*Your goal*
Find all lines in the listing that include the word "from", then copy them.
┌─ Given records
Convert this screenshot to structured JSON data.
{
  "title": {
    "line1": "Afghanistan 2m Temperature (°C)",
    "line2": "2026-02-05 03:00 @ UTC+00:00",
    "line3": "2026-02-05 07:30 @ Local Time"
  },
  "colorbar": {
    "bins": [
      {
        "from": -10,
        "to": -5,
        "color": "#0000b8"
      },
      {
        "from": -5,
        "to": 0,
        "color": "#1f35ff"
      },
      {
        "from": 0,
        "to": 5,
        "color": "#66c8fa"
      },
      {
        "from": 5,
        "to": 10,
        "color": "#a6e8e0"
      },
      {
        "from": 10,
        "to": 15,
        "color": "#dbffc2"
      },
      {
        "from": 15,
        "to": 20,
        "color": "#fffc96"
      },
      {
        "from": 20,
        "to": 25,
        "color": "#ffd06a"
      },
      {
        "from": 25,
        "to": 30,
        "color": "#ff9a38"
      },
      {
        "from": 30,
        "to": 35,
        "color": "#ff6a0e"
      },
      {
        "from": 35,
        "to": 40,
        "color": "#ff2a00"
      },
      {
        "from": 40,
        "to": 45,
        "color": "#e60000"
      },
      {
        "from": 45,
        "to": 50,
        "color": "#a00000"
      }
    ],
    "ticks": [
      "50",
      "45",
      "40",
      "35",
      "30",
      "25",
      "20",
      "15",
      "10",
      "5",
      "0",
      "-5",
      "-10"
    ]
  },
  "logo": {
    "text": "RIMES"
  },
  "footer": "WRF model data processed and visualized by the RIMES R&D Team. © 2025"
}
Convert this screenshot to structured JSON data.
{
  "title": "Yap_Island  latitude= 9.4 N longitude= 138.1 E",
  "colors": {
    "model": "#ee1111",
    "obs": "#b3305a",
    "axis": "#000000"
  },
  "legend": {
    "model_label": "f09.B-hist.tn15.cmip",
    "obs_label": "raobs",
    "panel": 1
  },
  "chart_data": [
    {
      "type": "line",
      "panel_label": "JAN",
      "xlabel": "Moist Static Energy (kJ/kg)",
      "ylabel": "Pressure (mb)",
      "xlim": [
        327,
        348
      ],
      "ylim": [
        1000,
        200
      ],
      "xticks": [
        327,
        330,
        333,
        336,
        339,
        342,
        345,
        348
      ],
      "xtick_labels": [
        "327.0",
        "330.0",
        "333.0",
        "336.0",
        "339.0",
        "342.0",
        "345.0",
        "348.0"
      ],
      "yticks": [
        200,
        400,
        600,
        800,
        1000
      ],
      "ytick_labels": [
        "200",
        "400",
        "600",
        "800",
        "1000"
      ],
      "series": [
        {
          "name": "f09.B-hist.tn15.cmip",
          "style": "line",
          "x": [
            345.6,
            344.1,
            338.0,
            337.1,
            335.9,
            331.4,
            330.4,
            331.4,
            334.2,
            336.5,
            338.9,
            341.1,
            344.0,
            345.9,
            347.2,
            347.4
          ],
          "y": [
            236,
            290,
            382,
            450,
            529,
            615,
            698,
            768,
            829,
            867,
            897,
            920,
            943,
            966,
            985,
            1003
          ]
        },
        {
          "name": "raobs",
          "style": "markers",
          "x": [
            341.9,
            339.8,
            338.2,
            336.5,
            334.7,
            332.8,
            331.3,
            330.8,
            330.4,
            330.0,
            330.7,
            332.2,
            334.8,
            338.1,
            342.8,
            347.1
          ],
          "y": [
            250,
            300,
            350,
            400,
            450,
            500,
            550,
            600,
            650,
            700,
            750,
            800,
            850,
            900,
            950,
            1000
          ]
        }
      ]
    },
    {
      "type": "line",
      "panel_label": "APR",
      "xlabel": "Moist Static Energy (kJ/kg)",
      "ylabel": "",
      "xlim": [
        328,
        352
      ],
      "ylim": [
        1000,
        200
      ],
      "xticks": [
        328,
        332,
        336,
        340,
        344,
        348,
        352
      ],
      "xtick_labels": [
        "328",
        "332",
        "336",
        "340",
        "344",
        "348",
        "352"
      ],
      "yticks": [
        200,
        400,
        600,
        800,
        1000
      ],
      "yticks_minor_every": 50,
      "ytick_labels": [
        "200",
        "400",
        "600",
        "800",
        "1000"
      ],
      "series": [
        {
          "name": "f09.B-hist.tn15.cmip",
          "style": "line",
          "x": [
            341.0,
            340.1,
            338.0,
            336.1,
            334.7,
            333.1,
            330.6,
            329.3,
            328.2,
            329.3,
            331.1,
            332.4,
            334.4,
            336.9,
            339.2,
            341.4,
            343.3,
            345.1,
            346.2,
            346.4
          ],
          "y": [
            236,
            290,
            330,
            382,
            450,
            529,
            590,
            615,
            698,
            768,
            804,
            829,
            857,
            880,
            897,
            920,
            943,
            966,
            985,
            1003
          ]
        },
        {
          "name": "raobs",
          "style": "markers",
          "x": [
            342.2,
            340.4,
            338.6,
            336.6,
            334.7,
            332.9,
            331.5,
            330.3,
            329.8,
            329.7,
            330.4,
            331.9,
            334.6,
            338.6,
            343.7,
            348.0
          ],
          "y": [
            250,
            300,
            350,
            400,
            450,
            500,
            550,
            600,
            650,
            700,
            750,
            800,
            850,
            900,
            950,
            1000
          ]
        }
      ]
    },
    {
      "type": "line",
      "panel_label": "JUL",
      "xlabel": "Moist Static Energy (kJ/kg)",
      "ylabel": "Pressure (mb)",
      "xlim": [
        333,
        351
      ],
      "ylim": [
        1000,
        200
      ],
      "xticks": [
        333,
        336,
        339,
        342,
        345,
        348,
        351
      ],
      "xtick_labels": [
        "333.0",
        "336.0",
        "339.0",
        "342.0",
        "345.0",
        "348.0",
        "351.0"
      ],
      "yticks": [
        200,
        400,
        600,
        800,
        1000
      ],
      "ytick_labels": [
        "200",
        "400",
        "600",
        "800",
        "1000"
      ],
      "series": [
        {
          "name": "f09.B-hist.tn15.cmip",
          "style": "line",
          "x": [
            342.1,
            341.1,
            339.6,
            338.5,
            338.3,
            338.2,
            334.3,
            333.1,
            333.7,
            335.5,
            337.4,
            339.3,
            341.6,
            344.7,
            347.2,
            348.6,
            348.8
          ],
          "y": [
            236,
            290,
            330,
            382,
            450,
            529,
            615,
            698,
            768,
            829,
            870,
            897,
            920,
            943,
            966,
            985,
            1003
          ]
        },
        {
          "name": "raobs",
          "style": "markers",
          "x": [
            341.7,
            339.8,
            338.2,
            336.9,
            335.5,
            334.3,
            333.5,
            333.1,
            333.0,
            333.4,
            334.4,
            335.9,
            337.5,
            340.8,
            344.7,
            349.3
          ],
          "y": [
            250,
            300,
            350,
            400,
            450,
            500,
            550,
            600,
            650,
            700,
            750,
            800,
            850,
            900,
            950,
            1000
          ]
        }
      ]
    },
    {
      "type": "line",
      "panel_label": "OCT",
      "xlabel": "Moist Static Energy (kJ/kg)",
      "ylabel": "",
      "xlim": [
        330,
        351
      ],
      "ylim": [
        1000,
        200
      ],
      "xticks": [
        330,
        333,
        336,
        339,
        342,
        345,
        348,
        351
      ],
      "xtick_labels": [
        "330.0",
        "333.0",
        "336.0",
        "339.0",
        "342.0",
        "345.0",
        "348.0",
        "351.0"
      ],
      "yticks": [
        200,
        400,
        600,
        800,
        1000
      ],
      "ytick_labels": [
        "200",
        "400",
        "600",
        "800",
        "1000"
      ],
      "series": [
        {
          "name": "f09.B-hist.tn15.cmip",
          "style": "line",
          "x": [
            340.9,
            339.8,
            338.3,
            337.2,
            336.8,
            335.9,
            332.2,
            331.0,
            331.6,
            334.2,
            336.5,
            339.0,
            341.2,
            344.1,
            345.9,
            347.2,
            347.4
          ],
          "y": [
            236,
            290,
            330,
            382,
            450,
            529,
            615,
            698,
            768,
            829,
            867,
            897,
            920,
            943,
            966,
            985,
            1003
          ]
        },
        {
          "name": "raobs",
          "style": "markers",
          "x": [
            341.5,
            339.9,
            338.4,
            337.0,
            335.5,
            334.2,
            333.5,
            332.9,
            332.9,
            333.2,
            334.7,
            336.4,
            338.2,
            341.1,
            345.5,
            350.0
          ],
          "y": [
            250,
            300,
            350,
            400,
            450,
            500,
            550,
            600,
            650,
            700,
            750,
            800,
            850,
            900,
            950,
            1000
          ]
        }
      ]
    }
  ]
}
└─
*Complete output*
        "from": -10,
        "from": -5,
        "from": 0,
        "from": 5,
        "from": 10,
        "from": 15,
        "from": 20,
        "from": 25,
        "from": 30,
        "from": 35,
        "from": 40,
        "from": 45,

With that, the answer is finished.